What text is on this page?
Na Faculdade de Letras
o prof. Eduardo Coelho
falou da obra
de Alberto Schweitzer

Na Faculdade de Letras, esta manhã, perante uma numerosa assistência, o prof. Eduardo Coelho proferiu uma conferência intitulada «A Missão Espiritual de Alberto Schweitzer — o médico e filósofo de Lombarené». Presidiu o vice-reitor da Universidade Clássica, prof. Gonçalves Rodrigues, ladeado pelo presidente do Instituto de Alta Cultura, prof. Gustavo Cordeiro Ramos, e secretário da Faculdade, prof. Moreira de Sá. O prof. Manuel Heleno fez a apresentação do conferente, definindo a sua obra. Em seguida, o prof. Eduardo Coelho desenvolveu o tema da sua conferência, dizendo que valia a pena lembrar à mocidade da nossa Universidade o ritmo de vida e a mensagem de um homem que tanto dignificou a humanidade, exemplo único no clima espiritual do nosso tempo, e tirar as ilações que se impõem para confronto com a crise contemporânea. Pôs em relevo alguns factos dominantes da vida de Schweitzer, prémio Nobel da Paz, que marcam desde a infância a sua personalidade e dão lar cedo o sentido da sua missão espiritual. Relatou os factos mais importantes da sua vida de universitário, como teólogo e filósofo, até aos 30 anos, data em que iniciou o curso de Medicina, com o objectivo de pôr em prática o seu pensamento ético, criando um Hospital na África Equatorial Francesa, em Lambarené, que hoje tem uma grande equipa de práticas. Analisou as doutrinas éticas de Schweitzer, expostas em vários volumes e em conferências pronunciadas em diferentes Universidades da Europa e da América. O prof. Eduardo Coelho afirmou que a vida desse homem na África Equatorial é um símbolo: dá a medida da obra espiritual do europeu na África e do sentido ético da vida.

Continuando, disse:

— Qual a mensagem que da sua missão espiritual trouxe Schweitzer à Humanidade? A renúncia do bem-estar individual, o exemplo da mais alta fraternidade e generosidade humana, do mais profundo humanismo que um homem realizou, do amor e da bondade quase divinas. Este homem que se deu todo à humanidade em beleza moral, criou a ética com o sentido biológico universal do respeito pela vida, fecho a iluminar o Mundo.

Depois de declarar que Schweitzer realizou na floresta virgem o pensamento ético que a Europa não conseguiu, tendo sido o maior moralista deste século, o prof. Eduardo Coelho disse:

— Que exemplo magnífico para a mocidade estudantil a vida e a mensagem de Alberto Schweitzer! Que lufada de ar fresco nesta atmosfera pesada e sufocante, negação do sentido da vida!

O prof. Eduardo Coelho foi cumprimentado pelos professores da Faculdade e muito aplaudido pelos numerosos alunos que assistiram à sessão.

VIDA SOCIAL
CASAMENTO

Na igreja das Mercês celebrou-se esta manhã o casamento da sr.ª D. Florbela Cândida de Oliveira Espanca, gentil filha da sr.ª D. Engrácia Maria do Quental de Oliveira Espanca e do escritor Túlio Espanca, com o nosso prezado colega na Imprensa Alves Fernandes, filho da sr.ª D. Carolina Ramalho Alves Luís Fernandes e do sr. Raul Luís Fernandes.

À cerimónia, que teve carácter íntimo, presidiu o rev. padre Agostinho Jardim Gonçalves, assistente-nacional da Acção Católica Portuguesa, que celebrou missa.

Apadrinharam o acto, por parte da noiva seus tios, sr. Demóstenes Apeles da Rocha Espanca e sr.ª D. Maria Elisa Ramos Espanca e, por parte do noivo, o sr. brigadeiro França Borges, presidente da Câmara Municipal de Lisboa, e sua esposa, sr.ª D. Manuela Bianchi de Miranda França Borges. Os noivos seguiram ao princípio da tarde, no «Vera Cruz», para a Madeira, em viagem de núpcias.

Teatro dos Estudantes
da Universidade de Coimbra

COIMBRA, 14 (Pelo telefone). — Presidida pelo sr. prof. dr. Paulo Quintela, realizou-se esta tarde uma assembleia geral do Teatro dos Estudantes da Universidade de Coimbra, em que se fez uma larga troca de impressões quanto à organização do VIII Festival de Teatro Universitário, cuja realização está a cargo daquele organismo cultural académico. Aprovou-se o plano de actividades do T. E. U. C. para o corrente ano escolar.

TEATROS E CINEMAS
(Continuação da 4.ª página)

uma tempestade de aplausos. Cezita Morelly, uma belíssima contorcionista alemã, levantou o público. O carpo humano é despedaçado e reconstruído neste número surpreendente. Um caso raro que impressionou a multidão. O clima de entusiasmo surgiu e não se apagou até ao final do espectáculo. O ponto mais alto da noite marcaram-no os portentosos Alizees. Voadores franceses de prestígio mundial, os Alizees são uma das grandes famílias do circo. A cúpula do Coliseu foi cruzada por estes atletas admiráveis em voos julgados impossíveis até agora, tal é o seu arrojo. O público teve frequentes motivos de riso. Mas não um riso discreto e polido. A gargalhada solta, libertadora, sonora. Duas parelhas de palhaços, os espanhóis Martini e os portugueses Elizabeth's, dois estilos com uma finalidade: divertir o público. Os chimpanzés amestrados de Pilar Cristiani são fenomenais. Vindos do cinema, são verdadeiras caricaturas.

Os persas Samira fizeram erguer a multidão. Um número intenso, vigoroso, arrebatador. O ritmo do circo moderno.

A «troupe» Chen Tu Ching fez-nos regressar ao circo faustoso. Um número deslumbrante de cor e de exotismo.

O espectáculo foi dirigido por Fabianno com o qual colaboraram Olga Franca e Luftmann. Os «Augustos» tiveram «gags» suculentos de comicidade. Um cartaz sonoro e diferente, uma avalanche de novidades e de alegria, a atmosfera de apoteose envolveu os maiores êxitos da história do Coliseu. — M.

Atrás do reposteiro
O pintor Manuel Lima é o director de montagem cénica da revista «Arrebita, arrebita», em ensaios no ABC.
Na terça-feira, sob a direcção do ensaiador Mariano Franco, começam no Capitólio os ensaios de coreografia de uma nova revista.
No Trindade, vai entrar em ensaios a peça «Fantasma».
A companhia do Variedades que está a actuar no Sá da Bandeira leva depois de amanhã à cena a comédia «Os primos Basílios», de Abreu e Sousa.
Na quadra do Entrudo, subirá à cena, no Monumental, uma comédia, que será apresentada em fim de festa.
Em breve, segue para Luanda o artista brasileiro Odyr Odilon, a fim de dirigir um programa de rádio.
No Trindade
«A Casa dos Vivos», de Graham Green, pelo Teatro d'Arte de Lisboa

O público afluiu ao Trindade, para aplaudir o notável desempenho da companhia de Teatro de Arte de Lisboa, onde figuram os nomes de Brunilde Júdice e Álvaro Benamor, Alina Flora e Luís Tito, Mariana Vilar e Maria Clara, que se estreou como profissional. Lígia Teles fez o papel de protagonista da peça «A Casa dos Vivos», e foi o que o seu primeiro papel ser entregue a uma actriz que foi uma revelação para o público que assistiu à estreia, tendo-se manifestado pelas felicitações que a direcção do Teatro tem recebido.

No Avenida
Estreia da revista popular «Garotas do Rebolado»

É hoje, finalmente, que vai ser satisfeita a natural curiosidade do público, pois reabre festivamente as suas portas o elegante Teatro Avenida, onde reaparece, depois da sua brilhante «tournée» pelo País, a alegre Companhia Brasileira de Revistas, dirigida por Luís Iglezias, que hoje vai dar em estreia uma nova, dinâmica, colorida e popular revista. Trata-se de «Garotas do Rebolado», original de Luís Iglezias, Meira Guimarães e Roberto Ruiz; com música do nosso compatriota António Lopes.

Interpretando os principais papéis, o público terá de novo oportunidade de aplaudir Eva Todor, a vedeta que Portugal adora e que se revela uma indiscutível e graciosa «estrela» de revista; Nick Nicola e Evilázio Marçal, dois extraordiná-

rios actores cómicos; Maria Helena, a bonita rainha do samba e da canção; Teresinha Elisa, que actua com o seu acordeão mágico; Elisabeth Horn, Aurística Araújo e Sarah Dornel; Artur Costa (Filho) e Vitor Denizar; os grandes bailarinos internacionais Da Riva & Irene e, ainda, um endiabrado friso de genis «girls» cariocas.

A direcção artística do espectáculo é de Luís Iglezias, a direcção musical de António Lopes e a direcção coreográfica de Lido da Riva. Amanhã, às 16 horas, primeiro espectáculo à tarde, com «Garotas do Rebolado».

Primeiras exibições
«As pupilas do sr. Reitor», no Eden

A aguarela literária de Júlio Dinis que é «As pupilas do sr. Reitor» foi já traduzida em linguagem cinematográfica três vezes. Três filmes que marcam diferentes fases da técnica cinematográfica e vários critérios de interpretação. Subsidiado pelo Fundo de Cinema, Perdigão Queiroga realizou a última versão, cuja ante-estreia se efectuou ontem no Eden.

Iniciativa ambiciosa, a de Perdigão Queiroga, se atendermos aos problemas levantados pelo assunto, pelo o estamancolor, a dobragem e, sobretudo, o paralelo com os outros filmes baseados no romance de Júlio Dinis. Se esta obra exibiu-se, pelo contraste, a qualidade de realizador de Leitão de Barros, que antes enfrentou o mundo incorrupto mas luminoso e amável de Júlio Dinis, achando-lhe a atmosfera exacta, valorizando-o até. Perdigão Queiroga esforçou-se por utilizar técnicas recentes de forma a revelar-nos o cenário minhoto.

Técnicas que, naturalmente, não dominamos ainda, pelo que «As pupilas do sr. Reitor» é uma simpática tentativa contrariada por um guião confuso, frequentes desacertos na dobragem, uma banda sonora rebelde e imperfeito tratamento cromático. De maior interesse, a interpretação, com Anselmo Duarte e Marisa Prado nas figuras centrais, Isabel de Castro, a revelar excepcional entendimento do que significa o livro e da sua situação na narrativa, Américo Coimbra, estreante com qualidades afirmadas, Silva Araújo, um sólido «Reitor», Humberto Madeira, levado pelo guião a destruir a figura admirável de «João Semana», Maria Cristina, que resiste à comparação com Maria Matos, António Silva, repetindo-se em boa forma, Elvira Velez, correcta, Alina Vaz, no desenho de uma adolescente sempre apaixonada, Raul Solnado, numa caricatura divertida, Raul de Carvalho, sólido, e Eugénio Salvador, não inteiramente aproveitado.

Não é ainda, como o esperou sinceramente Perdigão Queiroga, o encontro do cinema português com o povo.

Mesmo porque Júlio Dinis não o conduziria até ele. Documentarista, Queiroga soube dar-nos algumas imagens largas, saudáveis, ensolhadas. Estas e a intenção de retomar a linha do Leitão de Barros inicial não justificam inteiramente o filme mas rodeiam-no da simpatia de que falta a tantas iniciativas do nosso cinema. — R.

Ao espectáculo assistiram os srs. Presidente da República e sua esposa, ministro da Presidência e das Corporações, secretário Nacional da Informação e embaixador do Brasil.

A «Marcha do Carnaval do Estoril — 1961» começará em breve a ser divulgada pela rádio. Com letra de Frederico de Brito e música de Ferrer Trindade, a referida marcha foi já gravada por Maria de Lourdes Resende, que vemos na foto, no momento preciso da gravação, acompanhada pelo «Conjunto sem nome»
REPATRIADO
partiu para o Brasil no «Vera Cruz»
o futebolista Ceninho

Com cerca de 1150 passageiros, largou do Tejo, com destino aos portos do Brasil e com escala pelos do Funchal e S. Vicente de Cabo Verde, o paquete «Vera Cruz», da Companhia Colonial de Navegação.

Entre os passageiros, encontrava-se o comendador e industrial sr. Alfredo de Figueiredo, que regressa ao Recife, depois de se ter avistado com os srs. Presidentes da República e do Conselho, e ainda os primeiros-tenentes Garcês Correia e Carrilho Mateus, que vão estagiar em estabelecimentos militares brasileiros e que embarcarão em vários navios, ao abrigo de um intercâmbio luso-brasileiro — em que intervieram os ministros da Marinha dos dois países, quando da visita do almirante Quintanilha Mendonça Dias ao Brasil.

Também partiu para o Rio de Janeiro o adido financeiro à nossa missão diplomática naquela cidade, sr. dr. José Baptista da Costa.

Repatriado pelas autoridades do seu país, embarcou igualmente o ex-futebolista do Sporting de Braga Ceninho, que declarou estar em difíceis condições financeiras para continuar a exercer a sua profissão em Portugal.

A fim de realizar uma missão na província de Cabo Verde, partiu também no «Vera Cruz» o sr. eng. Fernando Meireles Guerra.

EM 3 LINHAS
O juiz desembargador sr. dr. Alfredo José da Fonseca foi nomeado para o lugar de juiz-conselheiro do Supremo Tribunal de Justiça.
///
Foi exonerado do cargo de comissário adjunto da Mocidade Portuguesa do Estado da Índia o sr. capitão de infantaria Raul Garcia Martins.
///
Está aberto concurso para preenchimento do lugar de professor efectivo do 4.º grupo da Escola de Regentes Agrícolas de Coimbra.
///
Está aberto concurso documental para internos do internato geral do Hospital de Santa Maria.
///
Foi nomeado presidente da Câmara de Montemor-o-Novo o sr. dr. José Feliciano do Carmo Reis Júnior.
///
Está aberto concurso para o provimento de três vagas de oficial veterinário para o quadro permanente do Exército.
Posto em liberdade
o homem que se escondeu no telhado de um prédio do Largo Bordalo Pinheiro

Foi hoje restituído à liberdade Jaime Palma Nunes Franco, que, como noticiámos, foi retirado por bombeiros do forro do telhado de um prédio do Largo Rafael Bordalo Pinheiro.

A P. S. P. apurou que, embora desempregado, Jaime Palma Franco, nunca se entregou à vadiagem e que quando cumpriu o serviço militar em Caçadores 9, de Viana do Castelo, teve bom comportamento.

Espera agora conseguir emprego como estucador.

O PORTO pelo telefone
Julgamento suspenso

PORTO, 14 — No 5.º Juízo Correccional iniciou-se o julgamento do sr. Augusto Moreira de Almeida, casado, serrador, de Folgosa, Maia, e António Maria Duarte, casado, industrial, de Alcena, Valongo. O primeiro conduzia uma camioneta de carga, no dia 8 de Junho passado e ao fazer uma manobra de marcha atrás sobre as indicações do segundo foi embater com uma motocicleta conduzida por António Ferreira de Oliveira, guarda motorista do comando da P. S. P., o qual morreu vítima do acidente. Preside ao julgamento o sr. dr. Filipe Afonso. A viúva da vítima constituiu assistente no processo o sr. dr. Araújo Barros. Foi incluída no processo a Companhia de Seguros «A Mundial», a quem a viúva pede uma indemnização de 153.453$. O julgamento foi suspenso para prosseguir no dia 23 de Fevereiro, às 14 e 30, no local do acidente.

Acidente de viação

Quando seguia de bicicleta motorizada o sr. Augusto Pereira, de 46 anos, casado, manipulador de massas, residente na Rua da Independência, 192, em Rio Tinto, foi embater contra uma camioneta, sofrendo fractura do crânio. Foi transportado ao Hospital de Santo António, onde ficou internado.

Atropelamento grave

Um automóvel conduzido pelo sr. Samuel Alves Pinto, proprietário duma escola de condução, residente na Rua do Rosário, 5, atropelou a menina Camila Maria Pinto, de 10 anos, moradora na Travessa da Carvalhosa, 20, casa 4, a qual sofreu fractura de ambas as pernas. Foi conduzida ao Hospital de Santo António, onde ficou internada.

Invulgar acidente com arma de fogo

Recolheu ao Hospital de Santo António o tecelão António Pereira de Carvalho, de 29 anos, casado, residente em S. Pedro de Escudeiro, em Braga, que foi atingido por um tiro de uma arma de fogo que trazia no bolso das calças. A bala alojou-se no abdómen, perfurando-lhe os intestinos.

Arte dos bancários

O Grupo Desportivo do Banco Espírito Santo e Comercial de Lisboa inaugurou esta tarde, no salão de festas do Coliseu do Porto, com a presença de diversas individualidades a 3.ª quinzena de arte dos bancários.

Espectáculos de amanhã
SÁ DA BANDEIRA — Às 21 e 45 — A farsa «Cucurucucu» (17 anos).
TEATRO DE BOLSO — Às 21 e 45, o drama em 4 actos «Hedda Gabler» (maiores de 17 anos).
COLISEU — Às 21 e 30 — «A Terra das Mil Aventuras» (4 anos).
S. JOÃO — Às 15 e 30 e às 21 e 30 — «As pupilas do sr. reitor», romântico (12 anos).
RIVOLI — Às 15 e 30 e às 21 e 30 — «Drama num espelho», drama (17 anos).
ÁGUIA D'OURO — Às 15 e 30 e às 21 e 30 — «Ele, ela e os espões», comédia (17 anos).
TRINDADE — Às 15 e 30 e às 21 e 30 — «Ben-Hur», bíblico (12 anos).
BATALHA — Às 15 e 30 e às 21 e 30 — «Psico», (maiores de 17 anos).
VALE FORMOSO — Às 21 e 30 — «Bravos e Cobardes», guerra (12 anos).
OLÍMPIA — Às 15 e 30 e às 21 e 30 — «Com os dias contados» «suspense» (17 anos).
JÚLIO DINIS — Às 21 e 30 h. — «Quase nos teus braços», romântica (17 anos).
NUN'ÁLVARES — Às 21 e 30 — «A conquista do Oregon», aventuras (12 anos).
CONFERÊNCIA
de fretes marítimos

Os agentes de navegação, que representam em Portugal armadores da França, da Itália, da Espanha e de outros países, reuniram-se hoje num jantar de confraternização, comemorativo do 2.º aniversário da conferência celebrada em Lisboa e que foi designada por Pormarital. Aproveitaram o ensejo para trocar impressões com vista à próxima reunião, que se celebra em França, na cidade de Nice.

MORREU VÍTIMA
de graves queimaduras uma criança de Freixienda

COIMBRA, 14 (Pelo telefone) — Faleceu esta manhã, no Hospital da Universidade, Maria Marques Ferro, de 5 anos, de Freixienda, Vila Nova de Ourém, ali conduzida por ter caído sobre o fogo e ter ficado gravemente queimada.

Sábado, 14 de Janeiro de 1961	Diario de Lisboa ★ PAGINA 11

--

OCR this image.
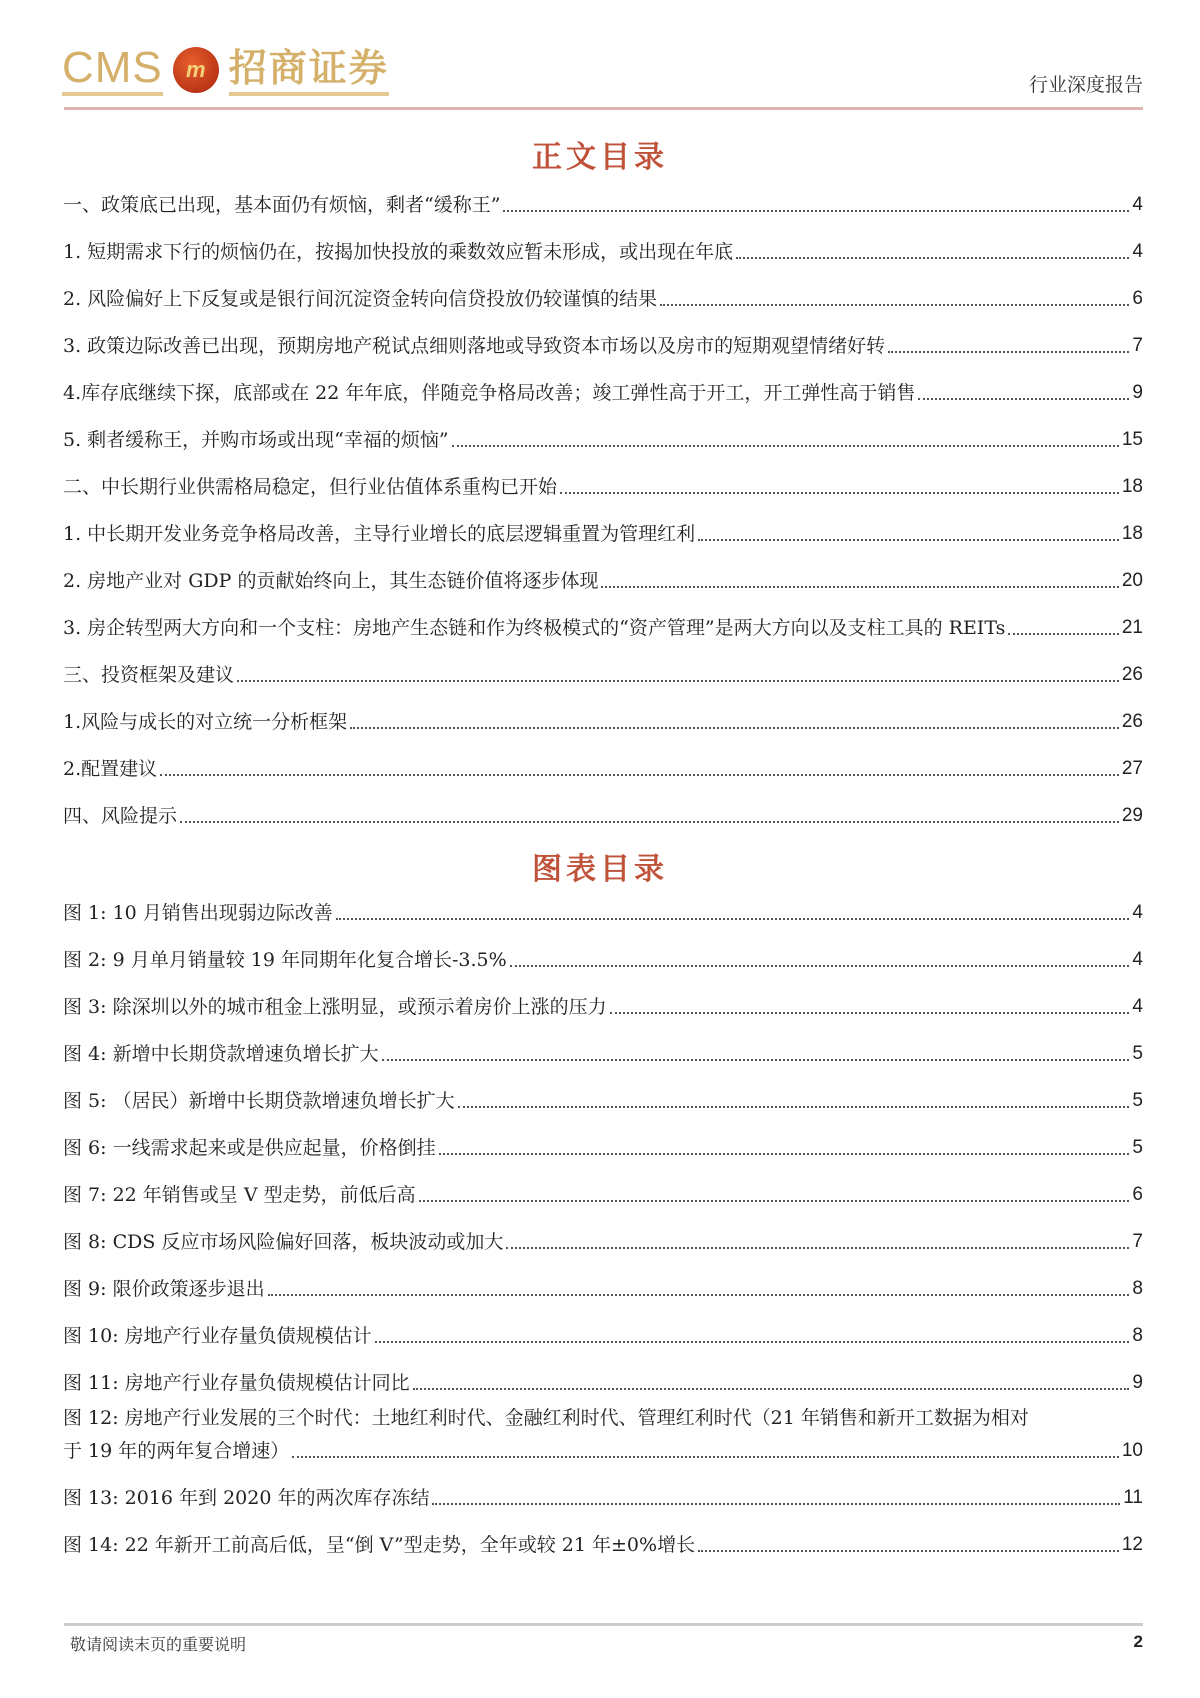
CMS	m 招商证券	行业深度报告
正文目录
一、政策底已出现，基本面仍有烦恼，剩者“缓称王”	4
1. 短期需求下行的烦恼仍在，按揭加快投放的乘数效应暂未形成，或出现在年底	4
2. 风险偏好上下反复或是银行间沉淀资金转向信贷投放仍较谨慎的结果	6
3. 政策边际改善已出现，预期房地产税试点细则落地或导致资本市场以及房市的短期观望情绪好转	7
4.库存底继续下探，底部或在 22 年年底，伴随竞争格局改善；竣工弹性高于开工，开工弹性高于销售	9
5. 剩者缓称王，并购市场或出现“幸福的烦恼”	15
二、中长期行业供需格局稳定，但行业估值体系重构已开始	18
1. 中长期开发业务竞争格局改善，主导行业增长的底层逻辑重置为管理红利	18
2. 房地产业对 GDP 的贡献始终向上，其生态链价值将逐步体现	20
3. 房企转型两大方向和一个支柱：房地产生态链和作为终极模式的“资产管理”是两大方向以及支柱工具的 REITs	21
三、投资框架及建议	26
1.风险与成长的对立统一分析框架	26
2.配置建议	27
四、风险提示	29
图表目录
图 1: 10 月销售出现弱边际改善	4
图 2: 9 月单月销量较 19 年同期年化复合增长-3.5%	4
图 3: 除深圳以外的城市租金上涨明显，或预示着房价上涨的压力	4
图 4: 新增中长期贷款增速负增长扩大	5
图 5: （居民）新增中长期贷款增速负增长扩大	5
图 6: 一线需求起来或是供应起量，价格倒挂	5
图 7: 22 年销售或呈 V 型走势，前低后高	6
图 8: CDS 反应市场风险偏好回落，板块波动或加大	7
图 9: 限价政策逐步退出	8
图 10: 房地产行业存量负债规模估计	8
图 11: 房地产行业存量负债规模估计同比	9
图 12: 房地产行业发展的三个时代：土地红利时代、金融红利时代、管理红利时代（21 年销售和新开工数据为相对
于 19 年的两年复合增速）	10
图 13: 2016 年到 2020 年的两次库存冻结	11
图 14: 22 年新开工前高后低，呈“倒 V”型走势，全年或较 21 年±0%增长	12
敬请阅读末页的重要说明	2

> **What needs to be done**
Pick out and copy every line that contains the word "popular".

> **Solution for this problem**
Estreia da revista popular «Garotas do Rebolado»
É hoje, finalmente, que vai ser satisfeita a natural curiosidade do público, pois reabre festivamente as suas portas o elegante Teatro Avenida, onde reaparece, depois da sua brilhante «tournée» pelo País, a alegre Companhia Brasileira de Revistas, dirigida por Luís Iglezias, que hoje vai dar em estreia uma nova, dinâmica, colorida e popular revista. Trata-se de «Garotas do Rebolado», original de Luís Iglezias, Meira Guimarães e Roberto Ruiz; com música do nosso compatriota António Lopes.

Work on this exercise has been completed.